# Prompt
Output exactly the lines from the line with "What text is on this page?" through the end of the records below. Include nothing else.
▬▬▬▬▬▬▬▬▬▬
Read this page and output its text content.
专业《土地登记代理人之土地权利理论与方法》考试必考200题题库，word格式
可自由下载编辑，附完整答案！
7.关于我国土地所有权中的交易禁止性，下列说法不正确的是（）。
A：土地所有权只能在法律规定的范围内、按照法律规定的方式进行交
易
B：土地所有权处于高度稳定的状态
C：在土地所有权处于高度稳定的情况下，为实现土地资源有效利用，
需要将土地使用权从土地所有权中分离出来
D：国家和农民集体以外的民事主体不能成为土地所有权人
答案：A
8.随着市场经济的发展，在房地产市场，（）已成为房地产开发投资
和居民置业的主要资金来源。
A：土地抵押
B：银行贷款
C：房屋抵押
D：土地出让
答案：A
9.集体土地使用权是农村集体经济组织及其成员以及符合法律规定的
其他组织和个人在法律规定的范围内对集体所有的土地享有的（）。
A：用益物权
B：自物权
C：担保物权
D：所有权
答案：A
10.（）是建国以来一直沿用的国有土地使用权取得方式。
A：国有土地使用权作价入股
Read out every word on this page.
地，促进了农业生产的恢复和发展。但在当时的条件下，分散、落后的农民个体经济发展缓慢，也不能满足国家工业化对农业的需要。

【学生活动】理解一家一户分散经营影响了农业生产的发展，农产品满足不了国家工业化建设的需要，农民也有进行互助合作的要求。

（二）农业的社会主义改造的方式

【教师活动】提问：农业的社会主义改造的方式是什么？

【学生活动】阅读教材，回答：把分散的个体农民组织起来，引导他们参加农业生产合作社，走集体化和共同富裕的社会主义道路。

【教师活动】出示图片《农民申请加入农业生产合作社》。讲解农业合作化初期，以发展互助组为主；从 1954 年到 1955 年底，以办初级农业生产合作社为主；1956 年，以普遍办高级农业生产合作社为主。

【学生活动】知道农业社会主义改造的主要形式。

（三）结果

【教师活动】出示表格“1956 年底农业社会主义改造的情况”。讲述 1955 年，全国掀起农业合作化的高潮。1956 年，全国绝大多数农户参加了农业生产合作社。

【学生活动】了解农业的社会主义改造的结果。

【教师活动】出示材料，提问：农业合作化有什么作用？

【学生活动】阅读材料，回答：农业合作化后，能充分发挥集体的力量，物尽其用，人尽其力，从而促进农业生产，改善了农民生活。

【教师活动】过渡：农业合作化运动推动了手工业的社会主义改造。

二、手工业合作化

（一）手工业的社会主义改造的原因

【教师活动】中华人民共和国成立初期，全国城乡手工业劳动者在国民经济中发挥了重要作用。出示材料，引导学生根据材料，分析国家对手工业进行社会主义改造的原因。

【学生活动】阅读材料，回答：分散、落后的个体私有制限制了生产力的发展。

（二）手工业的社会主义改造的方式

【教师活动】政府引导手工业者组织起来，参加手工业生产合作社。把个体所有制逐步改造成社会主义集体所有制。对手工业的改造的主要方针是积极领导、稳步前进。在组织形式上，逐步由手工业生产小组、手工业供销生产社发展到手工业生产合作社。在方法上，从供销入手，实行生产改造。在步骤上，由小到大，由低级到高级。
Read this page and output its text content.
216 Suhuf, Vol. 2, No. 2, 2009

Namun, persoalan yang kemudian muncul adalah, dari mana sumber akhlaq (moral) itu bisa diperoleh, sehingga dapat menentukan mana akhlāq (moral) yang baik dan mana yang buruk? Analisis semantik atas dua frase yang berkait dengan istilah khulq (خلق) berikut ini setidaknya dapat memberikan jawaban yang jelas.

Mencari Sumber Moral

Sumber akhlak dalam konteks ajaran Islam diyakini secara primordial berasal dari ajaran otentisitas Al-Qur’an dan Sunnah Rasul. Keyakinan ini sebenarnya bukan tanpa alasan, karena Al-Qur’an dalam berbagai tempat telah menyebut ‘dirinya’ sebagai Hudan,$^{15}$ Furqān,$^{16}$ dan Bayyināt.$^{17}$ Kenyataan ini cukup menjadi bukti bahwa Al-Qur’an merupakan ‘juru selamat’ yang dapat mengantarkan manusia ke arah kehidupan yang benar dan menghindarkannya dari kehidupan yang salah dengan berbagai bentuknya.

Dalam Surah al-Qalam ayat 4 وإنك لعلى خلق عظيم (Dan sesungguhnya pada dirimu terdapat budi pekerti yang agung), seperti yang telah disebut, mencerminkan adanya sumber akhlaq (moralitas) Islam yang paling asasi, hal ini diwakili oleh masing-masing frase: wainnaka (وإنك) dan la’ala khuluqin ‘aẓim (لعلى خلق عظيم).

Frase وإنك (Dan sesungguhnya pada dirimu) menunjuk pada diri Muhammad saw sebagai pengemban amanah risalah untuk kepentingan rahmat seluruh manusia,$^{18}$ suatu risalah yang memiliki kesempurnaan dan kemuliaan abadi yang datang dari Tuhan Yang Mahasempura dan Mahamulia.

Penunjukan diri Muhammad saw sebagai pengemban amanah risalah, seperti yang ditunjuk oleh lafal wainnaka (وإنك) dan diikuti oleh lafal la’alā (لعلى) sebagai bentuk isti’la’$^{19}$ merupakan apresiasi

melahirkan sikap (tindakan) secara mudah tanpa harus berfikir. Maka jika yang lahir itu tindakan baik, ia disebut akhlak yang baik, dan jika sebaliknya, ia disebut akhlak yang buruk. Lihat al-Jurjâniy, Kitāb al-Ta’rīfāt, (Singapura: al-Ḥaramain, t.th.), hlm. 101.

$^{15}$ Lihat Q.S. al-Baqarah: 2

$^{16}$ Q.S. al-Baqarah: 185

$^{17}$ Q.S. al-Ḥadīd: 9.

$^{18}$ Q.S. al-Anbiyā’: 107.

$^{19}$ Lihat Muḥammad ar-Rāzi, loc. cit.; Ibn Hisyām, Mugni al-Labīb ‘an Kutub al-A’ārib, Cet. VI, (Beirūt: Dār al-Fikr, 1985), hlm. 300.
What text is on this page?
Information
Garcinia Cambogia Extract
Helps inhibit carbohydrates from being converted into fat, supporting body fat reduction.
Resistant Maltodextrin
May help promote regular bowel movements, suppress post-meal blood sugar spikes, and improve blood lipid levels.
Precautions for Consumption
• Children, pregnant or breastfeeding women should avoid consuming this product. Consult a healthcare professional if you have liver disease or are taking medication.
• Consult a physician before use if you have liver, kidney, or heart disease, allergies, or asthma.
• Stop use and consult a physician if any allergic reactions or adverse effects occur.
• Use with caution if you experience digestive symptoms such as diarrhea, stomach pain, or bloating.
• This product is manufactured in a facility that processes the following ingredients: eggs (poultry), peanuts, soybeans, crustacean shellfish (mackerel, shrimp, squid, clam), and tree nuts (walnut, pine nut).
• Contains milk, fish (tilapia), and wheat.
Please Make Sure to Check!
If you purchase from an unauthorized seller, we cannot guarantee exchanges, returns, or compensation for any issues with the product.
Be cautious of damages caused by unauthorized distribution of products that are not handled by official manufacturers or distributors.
▬▬▬▬▬▬▬▬▬▬
# Solution to the problem
What text is on this page?
Information
Garcinia Cambogia Extract
Helps inhibit carbohydrates from being converted into fat, supporting body fat reduction.
Resistant Maltodextrin
May help promote regular bowel movements, suppress post-meal blood sugar spikes, and improve blood lipid levels.
Precautions for Consumption
• Children, pregnant or breastfeeding women should avoid consuming this product. Consult a healthcare professional if you have liver disease or are taking medication.
• Consult a physician before use if you have liver, kidney, or heart disease, allergies, or asthma.
• Stop use and consult a physician if any allergic reactions or adverse effects occur.
• Use with caution if you experience digestive symptoms such as diarrhea, stomach pain, or bloating.
• This product is manufactured in a facility that processes the following ingredients: eggs (poultry), peanuts, soybeans, crustacean shellfish (mackerel, shrimp, squid, clam), and tree nuts (walnut, pine nut).
• Contains milk, fish (tilapia), and wheat.
Please Make Sure to Check!
If you purchase from an unauthorized seller, we cannot guarantee exchanges, returns, or compensation for any issues with the product.
Be cautious of damages caused by unauthorized distribution of products that are not handled by official manufacturers or distributors.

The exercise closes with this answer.